§ Your instructions
Every line of the data must be copied exactly.

§ Data shown
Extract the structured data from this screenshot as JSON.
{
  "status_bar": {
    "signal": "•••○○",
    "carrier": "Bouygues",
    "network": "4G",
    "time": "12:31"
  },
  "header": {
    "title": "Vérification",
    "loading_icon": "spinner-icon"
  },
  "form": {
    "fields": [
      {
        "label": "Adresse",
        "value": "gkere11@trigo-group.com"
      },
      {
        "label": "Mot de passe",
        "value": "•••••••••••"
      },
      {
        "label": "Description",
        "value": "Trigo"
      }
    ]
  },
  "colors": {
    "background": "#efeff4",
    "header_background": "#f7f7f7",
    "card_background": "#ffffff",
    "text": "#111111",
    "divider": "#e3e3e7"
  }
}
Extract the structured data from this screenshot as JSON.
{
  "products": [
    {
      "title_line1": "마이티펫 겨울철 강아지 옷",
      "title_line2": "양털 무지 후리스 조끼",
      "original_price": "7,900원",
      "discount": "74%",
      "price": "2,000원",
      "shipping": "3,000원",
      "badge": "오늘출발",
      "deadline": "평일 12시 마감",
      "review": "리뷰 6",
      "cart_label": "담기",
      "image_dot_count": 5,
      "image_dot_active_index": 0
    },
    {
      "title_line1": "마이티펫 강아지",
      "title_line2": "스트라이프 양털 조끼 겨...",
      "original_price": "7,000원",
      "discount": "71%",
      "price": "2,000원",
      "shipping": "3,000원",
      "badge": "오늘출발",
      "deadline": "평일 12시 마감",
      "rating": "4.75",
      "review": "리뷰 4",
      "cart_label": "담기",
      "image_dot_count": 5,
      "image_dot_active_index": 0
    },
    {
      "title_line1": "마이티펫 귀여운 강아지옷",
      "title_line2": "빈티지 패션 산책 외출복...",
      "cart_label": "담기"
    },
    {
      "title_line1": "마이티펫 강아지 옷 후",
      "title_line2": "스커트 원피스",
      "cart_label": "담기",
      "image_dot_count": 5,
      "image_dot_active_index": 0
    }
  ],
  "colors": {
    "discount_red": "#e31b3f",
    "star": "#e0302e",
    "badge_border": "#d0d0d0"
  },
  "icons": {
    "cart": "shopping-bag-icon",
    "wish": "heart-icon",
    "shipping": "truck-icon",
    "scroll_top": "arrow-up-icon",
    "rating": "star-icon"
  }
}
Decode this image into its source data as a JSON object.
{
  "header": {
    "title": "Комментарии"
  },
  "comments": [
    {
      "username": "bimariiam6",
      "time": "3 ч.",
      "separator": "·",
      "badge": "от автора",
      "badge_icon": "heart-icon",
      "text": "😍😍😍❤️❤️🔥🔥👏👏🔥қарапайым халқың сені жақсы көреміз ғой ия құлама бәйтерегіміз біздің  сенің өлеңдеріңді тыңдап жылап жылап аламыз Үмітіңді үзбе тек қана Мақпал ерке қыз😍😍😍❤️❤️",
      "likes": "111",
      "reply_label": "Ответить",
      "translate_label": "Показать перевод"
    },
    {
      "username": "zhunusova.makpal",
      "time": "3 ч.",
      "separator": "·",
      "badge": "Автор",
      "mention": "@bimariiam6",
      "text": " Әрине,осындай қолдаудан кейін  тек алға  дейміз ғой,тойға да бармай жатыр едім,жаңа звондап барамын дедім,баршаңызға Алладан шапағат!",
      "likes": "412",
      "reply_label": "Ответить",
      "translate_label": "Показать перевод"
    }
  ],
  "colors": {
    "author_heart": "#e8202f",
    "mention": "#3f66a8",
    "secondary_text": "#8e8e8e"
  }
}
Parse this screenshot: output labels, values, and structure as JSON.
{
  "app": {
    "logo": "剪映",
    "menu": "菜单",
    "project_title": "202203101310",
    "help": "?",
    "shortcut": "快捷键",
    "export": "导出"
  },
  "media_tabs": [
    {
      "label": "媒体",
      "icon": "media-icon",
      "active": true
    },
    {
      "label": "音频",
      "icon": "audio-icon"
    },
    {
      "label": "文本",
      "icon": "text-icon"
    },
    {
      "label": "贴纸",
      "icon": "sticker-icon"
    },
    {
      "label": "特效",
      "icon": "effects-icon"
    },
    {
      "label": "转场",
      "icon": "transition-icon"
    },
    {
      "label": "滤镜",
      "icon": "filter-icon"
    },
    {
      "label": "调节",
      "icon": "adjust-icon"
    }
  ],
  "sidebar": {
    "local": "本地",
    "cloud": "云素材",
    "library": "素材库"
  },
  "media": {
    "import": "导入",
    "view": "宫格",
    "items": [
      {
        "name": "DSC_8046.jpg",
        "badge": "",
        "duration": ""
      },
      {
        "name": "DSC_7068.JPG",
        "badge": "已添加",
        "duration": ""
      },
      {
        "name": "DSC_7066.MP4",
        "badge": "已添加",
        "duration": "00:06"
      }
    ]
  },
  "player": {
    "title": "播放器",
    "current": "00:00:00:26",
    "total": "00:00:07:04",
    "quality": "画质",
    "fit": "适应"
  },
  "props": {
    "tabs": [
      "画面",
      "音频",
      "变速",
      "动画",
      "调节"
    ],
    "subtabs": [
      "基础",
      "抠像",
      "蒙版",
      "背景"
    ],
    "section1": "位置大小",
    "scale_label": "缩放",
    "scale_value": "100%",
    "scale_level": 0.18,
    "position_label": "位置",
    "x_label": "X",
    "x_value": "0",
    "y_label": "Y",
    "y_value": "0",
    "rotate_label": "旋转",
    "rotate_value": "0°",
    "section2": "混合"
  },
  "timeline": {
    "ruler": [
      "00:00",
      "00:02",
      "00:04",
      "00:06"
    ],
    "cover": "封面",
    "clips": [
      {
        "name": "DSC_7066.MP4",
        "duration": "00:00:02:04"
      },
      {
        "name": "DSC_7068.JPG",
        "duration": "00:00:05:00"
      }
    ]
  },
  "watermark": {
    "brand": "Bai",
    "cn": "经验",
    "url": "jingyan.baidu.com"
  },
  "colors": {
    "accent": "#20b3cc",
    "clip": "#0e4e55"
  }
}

§ Answer below
Extract the structured data from this screenshot as JSON.
{
  "status_bar": {
    "signal": "•••○○",
    "carrier": "Bouygues",
    "network": "4G",
    "time": "12:31"
  },
  "header": {
    "title": "Vérification",
    "loading_icon": "spinner-icon"
  },
  "form": {
    "fields": [
      {
        "label": "Adresse",
        "value": "gkere11@trigo-group.com"
      },
      {
        "label": "Mot de passe",
        "value": "•••••••••••"
      },
      {
        "label": "Description",
        "value": "Trigo"
      }
    ]
  },
  "colors": {
    "background": "#efeff4",
    "header_background": "#f7f7f7",
    "card_background": "#ffffff",
    "text": "#111111",
    "divider": "#e3e3e7"
  }
}
Extract the structured data from this screenshot as JSON.
{
  "products": [
    {
      "title_line1": "마이티펫 겨울철 강아지 옷",
      "title_line2": "양털 무지 후리스 조끼",
      "original_price": "7,900원",
      "discount": "74%",
      "price": "2,000원",
      "shipping": "3,000원",
      "badge": "오늘출발",
      "deadline": "평일 12시 마감",
      "review": "리뷰 6",
      "cart_label": "담기",
      "image_dot_count": 5,
      "image_dot_active_index": 0
    },
    {
      "title_line1": "마이티펫 강아지",
      "title_line2": "스트라이프 양털 조끼 겨...",
      "original_price": "7,000원",
      "discount": "71%",
      "price": "2,000원",
      "shipping": "3,000원",
      "badge": "오늘출발",
      "deadline": "평일 12시 마감",
      "rating": "4.75",
      "review": "리뷰 4",
      "cart_label": "담기",
      "image_dot_count": 5,
      "image_dot_active_index": 0
    },
    {
      "title_line1": "마이티펫 귀여운 강아지옷",
      "title_line2": "빈티지 패션 산책 외출복...",
      "cart_label": "담기"
    },
    {
      "title_line1": "마이티펫 강아지 옷 후",
      "title_line2": "스커트 원피스",
      "cart_label": "담기",
      "image_dot_count": 5,
      "image_dot_active_index": 0
    }
  ],
  "colors": {
    "discount_red": "#e31b3f",
    "star": "#e0302e",
    "badge_border": "#d0d0d0"
  },
  "icons": {
    "cart": "shopping-bag-icon",
    "wish": "heart-icon",
    "shipping": "truck-icon",
    "scroll_top": "arrow-up-icon",
    "rating": "star-icon"
  }
}
Decode this image into its source data as a JSON object.
{
  "header": {
    "title": "Комментарии"
  },
  "comments": [
    {
      "username": "bimariiam6",
      "time": "3 ч.",
      "separator": "·",
      "badge": "от автора",
      "badge_icon": "heart-icon",
      "text": "😍😍😍❤️❤️🔥🔥👏👏🔥қарапайым халқың сені жақсы көреміз ғой ия құлама бәйтерегіміз біздің  сенің өлеңдеріңді тыңдап жылап жылап аламыз Үмітіңді үзбе тек қана Мақпал ерке қыз😍😍😍❤️❤️",
      "likes": "111",
      "reply_label": "Ответить",
      "translate_label": "Показать перевод"
    },
    {
      "username": "zhunusova.makpal",
      "time": "3 ч.",
      "separator": "·",
      "badge": "Автор",
      "mention": "@bimariiam6",
      "text": " Әрине,осындай қолдаудан кейін  тек алға  дейміз ғой,тойға да бармай жатыр едім,жаңа звондап барамын дедім,баршаңызға Алладан шапағат!",
      "likes": "412",
      "reply_label": "Ответить",
      "translate_label": "Показать перевод"
    }
  ],
  "colors": {
    "author_heart": "#e8202f",
    "mention": "#3f66a8",
    "secondary_text": "#8e8e8e"
  }
}
Parse this screenshot: output labels, values, and structure as JSON.
{
  "app": {
    "logo": "剪映",
    "menu": "菜单",
    "project_title": "202203101310",
    "help": "?",
    "shortcut": "快捷键",
    "export": "导出"
  },
  "media_tabs": [
    {
      "label": "媒体",
      "icon": "media-icon",
      "active": true
    },
    {
      "label": "音频",
      "icon": "audio-icon"
    },
    {
      "label": "文本",
      "icon": "text-icon"
    },
    {
      "label": "贴纸",
      "icon": "sticker-icon"
    },
    {
      "label": "特效",
      "icon": "effects-icon"
    },
    {
      "label": "转场",
      "icon": "transition-icon"
    },
    {
      "label": "滤镜",
      "icon": "filter-icon"
    },
    {
      "label": "调节",
      "icon": "adjust-icon"
    }
  ],
  "sidebar": {
    "local": "本地",
    "cloud": "云素材",
    "library": "素材库"
  },
  "media": {
    "import": "导入",
    "view": "宫格",
    "items": [
      {
        "name": "DSC_8046.jpg",
        "badge": "",
        "duration": ""
      },
      {
        "name": "DSC_7068.JPG",
        "badge": "已添加",
        "duration": ""
      },
      {
        "name": "DSC_7066.MP4",
        "badge": "已添加",
        "duration": "00:06"
      }
    ]
  },
  "player": {
    "title": "播放器",
    "current": "00:00:00:26",
    "total": "00:00:07:04",
    "quality": "画质",
    "fit": "适应"
  },
  "props": {
    "tabs": [
      "画面",
      "音频",
      "变速",
      "动画",
      "调节"
    ],
    "subtabs": [
      "基础",
      "抠像",
      "蒙版",
      "背景"
    ],
    "section1": "位置大小",
    "scale_label": "缩放",
    "scale_value": "100%",
    "scale_level": 0.18,
    "position_label": "位置",
    "x_label": "X",
    "x_value": "0",
    "y_label": "Y",
    "y_value": "0",
    "rotate_label": "旋转",
    "rotate_value": "0°",
    "section2": "混合"
  },
  "timeline": {
    "ruler": [
      "00:00",
      "00:02",
      "00:04",
      "00:06"
    ],
    "cover": "封面",
    "clips": [
      {
        "name": "DSC_7066.MP4",
        "duration": "00:00:02:04"
      },
      {
        "name": "DSC_7068.JPG",
        "duration": "00:00:05:00"
      }
    ]
  },
  "watermark": {
    "brand": "Bai",
    "cn": "经验",
    "url": "jingyan.baidu.com"
  },
  "colors": {
    "accent": "#20b3cc",
    "clip": "#0e4e55"
  }
}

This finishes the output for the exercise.